- _Short problem_
In the listing that follows, count each line where the word "области" appears; write nothing but the count.
====== The input
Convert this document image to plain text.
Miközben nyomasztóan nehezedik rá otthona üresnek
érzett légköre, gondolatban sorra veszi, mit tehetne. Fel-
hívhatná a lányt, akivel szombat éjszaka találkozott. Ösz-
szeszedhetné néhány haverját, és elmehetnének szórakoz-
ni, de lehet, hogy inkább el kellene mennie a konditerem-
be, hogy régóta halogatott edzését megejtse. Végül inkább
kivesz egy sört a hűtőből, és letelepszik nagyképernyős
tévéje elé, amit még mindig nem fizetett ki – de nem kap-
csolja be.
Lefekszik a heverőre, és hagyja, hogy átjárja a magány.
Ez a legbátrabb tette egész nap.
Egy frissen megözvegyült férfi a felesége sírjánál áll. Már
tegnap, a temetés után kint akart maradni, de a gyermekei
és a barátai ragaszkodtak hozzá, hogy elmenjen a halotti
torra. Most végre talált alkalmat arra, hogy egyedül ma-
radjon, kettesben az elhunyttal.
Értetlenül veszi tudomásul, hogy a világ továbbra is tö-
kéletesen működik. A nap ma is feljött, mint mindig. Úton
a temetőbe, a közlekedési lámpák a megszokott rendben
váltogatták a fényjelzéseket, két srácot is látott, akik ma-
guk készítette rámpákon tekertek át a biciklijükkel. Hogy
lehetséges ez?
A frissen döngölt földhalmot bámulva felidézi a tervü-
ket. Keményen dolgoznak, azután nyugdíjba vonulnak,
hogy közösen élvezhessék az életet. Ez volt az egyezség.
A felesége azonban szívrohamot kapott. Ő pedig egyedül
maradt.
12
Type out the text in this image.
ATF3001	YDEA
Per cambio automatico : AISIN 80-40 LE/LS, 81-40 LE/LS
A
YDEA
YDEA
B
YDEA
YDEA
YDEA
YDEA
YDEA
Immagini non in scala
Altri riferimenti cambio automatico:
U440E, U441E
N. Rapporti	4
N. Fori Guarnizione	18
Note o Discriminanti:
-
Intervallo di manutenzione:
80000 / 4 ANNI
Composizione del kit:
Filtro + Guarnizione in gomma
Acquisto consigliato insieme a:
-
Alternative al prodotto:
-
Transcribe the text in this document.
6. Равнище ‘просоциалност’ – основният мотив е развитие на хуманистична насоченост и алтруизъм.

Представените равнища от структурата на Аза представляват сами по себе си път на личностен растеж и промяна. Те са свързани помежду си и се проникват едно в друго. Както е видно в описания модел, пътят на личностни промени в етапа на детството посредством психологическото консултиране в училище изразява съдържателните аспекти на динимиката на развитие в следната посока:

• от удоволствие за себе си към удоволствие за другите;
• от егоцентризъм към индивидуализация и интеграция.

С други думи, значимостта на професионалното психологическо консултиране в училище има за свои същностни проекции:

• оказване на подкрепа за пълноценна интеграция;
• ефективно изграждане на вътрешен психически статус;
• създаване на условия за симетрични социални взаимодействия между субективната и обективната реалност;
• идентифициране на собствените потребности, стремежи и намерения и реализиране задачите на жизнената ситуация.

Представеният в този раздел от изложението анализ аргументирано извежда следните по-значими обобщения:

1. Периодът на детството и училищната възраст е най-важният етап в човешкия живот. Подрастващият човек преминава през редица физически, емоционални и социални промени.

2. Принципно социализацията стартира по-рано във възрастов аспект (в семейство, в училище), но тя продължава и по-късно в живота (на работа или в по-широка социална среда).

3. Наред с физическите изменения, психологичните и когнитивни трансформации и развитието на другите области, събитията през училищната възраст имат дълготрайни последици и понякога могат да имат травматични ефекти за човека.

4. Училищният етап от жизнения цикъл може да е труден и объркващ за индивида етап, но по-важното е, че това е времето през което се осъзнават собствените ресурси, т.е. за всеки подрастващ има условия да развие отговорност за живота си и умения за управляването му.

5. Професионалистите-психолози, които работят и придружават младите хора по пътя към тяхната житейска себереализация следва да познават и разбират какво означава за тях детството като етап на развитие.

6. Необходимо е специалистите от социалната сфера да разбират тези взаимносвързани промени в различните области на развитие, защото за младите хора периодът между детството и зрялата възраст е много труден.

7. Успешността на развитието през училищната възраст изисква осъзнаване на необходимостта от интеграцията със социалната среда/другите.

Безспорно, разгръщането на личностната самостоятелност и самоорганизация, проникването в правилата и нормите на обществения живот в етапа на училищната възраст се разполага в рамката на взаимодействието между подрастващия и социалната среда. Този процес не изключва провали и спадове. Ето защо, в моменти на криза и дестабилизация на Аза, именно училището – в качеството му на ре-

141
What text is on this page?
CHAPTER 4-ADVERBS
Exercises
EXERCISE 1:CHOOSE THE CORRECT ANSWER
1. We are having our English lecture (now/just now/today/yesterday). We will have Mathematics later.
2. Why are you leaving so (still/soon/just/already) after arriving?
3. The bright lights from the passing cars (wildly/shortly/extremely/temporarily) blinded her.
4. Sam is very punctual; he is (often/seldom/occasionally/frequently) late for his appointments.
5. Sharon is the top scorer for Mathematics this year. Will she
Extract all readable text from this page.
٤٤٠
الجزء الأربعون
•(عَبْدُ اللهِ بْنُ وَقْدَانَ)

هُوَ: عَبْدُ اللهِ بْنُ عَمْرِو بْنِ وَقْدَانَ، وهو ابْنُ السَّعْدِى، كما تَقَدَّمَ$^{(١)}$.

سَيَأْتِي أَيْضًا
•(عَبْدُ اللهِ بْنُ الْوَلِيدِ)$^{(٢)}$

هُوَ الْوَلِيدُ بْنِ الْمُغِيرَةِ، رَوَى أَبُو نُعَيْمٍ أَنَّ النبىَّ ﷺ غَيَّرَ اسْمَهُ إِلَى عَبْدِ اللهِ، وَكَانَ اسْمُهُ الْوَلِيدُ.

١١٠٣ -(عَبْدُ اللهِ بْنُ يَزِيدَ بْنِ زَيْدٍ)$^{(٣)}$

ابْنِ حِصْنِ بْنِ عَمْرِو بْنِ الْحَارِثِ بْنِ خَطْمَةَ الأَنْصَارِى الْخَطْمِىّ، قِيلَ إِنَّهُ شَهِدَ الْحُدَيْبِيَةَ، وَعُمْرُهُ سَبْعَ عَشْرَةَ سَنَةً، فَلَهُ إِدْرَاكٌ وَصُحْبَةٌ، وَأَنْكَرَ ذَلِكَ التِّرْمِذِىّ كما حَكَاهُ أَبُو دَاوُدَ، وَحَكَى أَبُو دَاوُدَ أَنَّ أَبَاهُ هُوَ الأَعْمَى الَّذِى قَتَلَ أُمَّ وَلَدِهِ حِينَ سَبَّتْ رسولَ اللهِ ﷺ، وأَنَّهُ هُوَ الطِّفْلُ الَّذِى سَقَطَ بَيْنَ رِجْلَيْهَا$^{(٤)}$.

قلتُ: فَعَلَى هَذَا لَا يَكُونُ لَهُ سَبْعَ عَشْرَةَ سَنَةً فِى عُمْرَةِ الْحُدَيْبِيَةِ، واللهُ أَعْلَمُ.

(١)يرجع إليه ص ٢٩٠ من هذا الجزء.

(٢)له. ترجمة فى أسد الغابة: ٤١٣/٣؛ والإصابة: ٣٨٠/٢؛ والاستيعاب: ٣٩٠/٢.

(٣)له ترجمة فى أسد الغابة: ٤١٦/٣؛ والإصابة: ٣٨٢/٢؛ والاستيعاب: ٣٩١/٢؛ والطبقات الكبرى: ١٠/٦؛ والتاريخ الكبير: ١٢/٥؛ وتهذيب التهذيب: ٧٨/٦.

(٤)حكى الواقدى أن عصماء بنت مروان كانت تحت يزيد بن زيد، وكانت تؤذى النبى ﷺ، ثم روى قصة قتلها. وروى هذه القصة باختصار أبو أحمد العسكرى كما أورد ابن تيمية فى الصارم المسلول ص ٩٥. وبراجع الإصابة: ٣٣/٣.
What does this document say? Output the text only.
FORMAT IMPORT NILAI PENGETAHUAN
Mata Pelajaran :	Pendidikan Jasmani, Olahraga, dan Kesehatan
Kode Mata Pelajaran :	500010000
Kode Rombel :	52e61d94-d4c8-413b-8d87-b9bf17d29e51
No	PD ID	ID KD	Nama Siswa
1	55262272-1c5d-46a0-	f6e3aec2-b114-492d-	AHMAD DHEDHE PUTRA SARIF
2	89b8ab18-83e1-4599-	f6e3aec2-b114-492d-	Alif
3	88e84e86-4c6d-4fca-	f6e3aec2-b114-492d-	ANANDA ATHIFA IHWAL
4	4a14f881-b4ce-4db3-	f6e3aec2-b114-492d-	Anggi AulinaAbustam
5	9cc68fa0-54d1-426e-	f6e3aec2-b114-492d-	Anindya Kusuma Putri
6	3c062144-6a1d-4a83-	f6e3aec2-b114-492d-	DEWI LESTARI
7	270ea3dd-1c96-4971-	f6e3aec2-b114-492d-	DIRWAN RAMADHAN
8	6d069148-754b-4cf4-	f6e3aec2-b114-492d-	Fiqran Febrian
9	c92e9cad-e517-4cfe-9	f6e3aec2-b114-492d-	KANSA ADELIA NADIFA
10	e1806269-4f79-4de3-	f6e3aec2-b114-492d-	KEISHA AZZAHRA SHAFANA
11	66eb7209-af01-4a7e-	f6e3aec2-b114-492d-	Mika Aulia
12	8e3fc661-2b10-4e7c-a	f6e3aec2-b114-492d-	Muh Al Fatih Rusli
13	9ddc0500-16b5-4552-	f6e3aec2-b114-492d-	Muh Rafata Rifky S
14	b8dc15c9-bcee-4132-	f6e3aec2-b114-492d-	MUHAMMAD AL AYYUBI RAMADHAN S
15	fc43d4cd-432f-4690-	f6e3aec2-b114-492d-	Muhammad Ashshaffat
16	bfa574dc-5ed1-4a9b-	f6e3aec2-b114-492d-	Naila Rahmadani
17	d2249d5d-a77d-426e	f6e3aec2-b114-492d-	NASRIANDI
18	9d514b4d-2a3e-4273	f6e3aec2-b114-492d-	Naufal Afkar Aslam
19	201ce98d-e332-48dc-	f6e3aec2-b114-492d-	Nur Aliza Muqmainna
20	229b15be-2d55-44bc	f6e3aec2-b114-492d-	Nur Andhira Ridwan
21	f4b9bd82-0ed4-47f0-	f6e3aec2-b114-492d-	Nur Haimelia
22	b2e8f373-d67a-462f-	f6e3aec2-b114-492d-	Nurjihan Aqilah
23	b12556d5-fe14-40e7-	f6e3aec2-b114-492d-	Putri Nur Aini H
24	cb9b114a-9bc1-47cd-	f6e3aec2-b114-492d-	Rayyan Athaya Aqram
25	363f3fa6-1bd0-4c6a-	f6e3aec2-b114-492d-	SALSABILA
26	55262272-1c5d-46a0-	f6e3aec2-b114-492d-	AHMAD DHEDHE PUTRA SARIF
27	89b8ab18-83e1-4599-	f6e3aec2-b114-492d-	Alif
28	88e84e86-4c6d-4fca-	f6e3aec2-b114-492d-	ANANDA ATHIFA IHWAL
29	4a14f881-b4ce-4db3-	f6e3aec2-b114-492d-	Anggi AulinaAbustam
============
- _Result of the task_
2